= Task inputs =
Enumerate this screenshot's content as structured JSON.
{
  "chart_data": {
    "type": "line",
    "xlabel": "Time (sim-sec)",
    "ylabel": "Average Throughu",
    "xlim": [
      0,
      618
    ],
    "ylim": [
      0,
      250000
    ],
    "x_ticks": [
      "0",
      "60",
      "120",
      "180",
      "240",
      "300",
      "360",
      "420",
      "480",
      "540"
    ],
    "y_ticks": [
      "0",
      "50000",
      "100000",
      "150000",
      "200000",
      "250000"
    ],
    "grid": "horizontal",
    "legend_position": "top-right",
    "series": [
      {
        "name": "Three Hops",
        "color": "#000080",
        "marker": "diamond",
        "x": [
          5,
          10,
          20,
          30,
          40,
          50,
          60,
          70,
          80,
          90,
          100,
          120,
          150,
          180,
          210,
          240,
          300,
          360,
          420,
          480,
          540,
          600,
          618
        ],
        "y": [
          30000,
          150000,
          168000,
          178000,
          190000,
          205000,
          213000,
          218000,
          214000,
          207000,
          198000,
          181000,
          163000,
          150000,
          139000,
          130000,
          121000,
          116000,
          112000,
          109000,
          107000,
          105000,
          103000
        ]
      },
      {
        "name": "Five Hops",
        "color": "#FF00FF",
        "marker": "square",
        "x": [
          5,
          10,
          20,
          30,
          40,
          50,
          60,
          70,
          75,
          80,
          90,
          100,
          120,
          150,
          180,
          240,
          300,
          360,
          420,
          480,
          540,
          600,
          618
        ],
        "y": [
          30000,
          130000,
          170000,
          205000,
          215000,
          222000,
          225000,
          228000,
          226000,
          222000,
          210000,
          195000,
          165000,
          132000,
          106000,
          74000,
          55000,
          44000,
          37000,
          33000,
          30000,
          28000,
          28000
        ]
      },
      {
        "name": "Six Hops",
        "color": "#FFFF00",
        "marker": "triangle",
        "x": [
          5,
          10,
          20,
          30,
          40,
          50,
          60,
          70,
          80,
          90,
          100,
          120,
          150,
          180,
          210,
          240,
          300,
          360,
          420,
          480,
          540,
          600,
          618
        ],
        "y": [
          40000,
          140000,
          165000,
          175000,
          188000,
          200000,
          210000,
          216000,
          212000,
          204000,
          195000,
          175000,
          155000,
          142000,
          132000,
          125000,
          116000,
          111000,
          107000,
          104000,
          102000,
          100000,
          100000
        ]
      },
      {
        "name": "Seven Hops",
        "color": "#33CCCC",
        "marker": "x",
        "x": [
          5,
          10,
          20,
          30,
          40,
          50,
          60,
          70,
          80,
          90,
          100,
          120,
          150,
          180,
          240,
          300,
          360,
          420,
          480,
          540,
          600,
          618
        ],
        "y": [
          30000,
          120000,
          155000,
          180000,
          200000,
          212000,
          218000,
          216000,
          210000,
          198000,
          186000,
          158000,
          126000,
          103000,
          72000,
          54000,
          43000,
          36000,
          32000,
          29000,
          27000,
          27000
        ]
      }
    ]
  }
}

--

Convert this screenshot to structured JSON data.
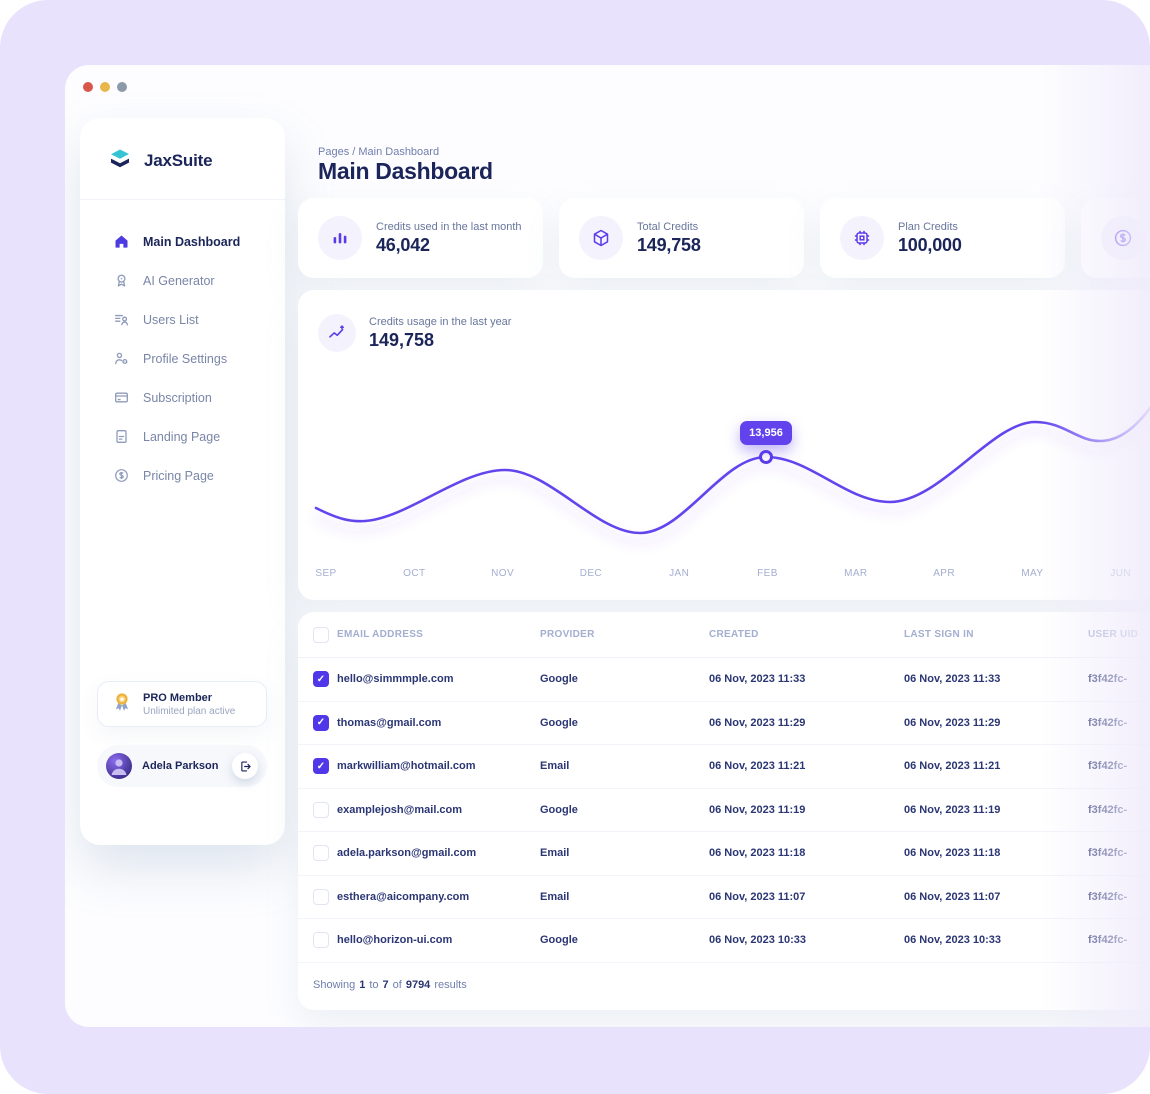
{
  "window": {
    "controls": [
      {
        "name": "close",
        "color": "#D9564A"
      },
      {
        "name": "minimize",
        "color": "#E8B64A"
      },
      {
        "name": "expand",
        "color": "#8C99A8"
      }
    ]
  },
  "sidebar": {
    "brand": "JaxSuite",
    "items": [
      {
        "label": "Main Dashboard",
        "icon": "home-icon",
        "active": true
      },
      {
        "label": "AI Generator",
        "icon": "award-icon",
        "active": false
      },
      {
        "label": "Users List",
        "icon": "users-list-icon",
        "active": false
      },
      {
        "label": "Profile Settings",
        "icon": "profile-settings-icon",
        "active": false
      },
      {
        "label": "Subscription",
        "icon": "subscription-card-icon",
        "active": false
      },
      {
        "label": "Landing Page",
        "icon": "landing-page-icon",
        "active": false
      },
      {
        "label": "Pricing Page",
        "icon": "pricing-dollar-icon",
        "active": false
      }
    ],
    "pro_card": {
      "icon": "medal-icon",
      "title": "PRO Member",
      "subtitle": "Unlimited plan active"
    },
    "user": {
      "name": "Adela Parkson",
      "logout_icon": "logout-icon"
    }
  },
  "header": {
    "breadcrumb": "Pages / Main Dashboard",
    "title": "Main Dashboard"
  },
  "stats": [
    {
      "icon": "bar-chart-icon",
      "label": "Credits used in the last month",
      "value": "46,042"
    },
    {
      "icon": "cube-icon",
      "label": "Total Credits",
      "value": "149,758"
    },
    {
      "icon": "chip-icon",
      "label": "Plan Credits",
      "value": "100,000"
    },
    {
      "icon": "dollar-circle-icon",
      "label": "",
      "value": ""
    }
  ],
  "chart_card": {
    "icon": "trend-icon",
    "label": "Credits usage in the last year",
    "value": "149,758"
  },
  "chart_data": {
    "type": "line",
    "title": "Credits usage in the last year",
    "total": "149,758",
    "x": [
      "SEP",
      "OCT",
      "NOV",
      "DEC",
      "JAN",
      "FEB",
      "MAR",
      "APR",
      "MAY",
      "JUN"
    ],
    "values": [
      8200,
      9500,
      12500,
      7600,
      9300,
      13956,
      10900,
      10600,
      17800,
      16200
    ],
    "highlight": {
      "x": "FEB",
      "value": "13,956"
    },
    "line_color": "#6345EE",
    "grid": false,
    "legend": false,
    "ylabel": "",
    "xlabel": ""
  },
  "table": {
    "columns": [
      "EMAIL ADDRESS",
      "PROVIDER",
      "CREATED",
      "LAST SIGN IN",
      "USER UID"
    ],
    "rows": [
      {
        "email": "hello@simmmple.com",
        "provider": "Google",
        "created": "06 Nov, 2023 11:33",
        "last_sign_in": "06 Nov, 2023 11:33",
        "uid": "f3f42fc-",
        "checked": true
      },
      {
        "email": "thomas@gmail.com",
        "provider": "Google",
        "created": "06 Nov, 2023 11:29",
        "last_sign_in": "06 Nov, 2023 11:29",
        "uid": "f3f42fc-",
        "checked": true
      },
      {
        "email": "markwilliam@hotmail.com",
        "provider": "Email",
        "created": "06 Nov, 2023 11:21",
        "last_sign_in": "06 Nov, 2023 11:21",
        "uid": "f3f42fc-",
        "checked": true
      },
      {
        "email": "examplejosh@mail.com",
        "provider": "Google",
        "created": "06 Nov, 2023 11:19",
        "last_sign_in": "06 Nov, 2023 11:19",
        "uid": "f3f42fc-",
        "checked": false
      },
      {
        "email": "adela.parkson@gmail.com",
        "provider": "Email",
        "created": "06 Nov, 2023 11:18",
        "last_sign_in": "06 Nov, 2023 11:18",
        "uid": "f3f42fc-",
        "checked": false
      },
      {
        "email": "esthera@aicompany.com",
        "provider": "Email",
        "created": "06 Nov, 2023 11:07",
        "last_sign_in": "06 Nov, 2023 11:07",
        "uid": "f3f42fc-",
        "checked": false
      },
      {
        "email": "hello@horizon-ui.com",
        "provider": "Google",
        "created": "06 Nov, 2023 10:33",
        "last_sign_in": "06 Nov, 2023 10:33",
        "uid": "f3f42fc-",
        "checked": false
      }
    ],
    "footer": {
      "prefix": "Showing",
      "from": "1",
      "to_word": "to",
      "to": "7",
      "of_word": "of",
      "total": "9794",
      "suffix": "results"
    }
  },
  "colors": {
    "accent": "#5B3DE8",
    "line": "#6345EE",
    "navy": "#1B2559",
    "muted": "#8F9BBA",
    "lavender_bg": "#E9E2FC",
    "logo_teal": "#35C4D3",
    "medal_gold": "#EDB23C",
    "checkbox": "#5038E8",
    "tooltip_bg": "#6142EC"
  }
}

= Task brief =
What is the number of lines in the records that contain the word "usage"? Answer with the number and nothing else.

= Solution to this problem =
2